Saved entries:

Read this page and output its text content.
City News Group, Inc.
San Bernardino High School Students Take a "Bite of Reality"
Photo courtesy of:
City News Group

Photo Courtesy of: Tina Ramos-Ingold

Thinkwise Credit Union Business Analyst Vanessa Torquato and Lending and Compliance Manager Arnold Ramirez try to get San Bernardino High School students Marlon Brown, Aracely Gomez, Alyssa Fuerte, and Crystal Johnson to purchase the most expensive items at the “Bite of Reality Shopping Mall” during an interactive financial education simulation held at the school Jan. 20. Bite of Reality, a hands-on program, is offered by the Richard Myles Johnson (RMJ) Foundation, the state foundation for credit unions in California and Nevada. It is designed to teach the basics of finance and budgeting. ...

What the task requires. Read the entries above, then pull out the lines that include "Reality".

Complete answer.
San Bernardino High School Students Take a "Bite of Reality"
Thinkwise Credit Union Business Analyst Vanessa Torquato and Lending and Compliance Manager Arnold Ramirez try to get San Bernardino High School students Marlon Brown, Aracely Gomez, Alyssa Fuerte, and Crystal Johnson to purchase the most expensive items at the “Bite of Reality Shopping Mall” during an interactive financial education simulation held at the school Jan. 20. Bite of Reality, a hands-on program, is offered by the Richard Myles Johnson (RMJ) Foundation, the state foundation for credit unions in California and Nevada. It is designed to teach the basics of finance and budgeting. ...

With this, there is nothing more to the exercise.